EXTRACT TO READ
* * * *
11-20, 09:10–09:15 (Pacific/Auckland), WG403
"Osmia" is an Javascript/Openlayers web app that interrogates OSM metadata to find areas of the road network that need mappers attention. Highways that have not been edited in a long time are highlighted to the user.
Quality control tools greatly benefit map maintainers. The purpose of this tool is to find map features, in this case roads or paths, that have not been updated in a long time.
"Osmia" is a tool primarily to help mappers perform quality control analysis of OpenStreetMap data, and add missing data where it is required. Osmia's Obsolete Road Geometry function colours road lines and the line vertices increasingly red if they have not been edited recently. This highlights data that needs reviewing; due to improvements in the quality of aerial photography recently, the theory is that old data could be quite inaccurate. As far as I know, despite all the quality assurance tools available for mappers, none focus specifically on the temporality or recency of the data, so this is fairly novel. Additionally, there is a function that finds roads with no surface tags.
* * * *
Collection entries
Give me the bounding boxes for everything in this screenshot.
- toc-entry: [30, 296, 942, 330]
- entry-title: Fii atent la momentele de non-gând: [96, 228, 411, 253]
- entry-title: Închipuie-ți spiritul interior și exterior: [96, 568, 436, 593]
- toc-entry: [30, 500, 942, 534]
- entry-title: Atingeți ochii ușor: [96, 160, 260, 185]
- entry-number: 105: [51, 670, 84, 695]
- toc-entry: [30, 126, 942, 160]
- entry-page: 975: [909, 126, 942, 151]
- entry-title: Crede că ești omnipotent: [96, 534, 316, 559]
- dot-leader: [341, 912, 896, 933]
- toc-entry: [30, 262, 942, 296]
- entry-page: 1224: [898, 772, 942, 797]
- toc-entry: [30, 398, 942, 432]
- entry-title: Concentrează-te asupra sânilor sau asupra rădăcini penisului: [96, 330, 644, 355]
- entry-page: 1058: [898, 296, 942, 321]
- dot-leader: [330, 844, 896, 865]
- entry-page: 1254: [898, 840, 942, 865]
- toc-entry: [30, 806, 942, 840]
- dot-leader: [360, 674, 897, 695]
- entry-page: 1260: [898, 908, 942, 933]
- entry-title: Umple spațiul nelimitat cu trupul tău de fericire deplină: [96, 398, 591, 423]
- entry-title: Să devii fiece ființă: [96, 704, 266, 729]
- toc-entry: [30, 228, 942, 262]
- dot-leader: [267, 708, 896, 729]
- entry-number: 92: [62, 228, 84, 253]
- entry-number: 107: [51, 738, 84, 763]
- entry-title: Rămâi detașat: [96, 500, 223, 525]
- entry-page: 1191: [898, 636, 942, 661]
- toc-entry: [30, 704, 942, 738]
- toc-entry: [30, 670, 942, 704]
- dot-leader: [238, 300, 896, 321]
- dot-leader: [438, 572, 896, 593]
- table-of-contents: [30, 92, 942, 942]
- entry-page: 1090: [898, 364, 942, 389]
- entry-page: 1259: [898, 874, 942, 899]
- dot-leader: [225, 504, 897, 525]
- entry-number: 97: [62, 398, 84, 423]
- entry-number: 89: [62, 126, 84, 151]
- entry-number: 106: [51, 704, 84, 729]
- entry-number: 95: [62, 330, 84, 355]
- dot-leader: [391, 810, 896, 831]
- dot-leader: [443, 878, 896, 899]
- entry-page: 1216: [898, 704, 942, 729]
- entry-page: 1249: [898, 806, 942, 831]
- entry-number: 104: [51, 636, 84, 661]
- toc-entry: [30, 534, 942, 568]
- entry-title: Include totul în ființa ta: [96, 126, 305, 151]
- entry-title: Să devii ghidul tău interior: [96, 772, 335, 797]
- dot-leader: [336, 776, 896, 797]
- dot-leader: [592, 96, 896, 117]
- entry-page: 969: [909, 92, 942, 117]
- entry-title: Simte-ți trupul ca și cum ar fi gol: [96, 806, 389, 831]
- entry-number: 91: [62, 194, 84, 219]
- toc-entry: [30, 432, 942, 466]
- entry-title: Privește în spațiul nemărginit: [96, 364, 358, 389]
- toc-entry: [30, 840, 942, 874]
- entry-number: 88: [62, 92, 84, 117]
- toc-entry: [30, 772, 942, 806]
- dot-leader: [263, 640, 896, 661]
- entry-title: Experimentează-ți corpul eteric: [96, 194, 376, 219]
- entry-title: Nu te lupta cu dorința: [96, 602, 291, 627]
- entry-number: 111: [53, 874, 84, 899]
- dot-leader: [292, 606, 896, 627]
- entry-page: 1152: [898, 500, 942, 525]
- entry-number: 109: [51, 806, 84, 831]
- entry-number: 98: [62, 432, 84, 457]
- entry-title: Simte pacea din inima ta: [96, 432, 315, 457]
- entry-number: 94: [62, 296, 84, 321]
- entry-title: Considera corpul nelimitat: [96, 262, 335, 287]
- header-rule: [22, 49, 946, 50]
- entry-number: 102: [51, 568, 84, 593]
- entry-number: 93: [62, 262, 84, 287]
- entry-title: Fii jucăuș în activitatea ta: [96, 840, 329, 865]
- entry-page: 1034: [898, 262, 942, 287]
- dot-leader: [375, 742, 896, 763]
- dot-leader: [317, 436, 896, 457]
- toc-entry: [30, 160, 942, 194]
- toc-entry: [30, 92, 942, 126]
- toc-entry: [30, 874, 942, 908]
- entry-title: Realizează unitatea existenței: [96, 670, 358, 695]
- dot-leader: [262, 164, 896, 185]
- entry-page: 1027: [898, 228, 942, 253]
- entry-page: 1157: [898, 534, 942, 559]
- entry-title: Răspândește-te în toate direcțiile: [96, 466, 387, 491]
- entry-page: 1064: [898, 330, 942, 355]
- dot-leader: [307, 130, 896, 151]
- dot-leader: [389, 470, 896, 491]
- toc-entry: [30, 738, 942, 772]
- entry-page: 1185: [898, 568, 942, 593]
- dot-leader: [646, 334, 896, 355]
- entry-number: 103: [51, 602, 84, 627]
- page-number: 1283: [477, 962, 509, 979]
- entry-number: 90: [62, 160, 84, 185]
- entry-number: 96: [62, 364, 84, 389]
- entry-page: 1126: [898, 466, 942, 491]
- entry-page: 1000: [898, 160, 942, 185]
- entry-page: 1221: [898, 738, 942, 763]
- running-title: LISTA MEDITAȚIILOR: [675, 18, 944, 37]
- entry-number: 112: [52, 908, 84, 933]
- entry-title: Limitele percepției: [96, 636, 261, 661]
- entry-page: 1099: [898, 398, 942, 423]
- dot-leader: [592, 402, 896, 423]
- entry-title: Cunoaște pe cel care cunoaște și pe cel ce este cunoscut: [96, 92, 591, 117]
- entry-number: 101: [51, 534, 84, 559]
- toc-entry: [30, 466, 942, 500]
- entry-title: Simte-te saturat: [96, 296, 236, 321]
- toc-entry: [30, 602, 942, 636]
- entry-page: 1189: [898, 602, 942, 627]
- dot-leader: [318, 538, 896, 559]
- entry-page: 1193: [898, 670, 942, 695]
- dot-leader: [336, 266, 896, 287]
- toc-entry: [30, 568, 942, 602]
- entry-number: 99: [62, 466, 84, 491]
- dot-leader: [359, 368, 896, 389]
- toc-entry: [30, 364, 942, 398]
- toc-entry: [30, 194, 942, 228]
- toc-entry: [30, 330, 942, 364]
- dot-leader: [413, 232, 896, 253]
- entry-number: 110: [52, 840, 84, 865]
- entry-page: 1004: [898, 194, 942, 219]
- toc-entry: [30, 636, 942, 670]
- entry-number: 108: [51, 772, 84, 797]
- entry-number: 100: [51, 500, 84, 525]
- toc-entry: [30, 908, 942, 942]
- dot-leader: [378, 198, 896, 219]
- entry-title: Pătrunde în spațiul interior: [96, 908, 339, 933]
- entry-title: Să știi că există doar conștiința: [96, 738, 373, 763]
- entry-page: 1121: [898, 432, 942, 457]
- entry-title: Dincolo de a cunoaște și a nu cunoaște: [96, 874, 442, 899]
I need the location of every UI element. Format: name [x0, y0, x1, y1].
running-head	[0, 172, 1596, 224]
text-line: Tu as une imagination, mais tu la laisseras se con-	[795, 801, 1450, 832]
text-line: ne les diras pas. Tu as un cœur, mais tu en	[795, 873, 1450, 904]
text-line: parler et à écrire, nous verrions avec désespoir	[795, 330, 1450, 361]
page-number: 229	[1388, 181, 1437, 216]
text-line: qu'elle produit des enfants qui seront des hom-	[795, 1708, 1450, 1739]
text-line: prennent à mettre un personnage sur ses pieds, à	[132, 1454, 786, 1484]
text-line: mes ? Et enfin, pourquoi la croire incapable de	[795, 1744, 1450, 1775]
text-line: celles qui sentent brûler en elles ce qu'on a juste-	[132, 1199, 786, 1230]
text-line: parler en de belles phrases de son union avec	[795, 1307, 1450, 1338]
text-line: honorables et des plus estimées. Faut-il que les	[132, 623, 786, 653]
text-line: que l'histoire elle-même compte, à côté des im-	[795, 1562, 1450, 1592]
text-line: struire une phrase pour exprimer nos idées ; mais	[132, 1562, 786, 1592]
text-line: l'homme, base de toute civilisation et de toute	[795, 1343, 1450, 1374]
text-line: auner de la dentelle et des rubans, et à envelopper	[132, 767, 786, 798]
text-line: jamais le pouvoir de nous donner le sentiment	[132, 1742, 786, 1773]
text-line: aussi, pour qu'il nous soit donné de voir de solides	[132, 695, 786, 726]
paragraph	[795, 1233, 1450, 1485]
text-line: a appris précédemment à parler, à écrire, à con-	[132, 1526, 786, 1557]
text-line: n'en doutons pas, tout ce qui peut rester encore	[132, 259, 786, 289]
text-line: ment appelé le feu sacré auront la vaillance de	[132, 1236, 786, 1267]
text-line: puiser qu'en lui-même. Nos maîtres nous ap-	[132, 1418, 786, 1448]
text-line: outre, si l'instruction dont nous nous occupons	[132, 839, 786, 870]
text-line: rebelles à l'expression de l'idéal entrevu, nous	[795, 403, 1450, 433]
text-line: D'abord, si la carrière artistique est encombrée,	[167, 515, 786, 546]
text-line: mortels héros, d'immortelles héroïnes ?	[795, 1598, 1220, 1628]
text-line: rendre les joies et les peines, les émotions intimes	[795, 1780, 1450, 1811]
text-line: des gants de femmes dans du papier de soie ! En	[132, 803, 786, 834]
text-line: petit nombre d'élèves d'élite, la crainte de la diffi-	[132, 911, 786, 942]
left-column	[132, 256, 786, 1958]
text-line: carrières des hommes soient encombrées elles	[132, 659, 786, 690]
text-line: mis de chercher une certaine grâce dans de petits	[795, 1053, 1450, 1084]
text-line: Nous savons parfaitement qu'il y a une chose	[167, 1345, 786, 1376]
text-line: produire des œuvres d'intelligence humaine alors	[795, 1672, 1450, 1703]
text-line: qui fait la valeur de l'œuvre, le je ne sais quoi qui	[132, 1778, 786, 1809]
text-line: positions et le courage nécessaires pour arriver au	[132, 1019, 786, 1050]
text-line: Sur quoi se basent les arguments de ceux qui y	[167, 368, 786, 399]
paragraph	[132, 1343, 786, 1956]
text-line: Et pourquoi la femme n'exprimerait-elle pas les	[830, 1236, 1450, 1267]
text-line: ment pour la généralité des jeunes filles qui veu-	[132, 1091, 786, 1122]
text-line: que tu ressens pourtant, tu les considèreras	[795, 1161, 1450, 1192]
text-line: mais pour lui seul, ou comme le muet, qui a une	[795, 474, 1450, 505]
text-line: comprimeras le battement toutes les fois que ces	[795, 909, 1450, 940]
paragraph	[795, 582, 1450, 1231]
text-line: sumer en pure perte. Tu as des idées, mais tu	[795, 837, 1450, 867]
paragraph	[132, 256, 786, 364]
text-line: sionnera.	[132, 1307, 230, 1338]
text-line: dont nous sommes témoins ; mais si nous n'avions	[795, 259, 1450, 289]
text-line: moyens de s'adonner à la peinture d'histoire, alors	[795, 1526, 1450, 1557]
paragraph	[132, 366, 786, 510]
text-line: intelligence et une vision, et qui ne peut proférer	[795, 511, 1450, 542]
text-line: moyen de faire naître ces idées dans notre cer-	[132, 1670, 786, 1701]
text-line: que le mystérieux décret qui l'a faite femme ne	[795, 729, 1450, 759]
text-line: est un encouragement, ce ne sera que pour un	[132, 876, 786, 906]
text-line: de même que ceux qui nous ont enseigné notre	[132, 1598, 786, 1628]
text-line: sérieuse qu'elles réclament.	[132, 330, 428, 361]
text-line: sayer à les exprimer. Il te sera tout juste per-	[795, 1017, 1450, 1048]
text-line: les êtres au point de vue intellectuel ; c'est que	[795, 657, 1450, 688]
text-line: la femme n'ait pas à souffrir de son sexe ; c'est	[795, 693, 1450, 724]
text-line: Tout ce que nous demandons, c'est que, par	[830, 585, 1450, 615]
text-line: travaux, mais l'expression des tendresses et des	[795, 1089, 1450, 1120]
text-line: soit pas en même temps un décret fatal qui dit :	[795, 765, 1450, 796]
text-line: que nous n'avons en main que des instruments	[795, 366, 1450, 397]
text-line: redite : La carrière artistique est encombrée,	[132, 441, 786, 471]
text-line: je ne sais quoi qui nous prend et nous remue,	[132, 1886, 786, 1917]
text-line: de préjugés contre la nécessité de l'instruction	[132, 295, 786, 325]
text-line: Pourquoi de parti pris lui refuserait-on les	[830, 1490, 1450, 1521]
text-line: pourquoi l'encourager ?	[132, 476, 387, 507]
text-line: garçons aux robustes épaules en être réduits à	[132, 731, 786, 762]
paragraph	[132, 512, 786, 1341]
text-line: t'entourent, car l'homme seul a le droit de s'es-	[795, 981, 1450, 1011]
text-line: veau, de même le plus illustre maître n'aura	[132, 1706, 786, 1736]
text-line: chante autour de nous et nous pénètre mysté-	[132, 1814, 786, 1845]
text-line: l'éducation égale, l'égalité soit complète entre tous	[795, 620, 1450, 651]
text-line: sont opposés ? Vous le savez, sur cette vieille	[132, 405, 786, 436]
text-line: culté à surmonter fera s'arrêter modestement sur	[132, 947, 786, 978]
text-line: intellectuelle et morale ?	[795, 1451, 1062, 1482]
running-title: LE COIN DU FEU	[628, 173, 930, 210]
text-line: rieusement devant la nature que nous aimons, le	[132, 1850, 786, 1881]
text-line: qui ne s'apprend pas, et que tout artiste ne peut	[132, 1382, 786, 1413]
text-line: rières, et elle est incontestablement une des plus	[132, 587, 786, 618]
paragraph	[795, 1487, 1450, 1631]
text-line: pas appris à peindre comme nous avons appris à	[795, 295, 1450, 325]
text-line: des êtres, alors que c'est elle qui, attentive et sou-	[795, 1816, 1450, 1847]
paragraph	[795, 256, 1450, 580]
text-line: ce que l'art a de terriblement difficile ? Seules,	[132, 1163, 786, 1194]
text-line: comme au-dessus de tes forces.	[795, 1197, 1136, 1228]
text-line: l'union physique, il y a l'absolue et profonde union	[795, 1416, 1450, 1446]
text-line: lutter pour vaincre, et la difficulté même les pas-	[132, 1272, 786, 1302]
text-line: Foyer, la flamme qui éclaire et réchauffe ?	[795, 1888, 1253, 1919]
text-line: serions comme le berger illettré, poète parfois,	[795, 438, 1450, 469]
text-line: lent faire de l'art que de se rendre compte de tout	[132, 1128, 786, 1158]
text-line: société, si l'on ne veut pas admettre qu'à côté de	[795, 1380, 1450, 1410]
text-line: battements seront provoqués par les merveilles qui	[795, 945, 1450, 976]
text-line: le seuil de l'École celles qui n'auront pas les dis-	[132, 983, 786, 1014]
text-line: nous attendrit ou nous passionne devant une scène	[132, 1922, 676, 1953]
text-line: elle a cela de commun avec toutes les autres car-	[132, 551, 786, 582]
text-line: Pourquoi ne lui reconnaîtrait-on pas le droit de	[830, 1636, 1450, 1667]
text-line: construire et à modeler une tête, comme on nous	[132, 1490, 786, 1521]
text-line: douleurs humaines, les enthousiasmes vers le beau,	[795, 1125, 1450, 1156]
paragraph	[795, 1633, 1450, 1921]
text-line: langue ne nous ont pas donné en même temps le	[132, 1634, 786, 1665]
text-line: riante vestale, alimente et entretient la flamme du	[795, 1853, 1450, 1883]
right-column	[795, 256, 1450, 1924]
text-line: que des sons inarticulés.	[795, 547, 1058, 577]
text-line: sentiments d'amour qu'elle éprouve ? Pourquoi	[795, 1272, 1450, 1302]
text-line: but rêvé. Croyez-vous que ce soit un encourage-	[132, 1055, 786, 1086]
* * * *
LIST OF TASKS
1) In the text about the Osmia web app, what does the Obsolete Road Geometry function do to road lines and their vertices that have not been edited recently?
2) Write the next part of the text about the Osmia web app, following on from its last sentence.

TASK RESULTS
1) It colors them increasingly red.

2)
Previously, the only way to achieve this kind of data visualisation was through manually downloading and styling the vector data in QGIS. This tool fully automates this task in a computationally light, browser-based workflow.
Osmia hinges on the Nominatim and Overpass APIs to retrieve data easily. Openlayers is used for the slippy map and vector data styling.
I am an OpenStreetMap contributor and mapping enthusiast living in Sydney, Australia. I am a photovoltaics engineer who recently completed a postgraduate certificate in Geospatial Intelligence. I am looking forward to making further contributions to the Open Source mapping community.
My interests include piano, digital art/graphic design, electronics, climate, renewable energy and chemistry. Please say hello if you see me at FOSS4G Auckland!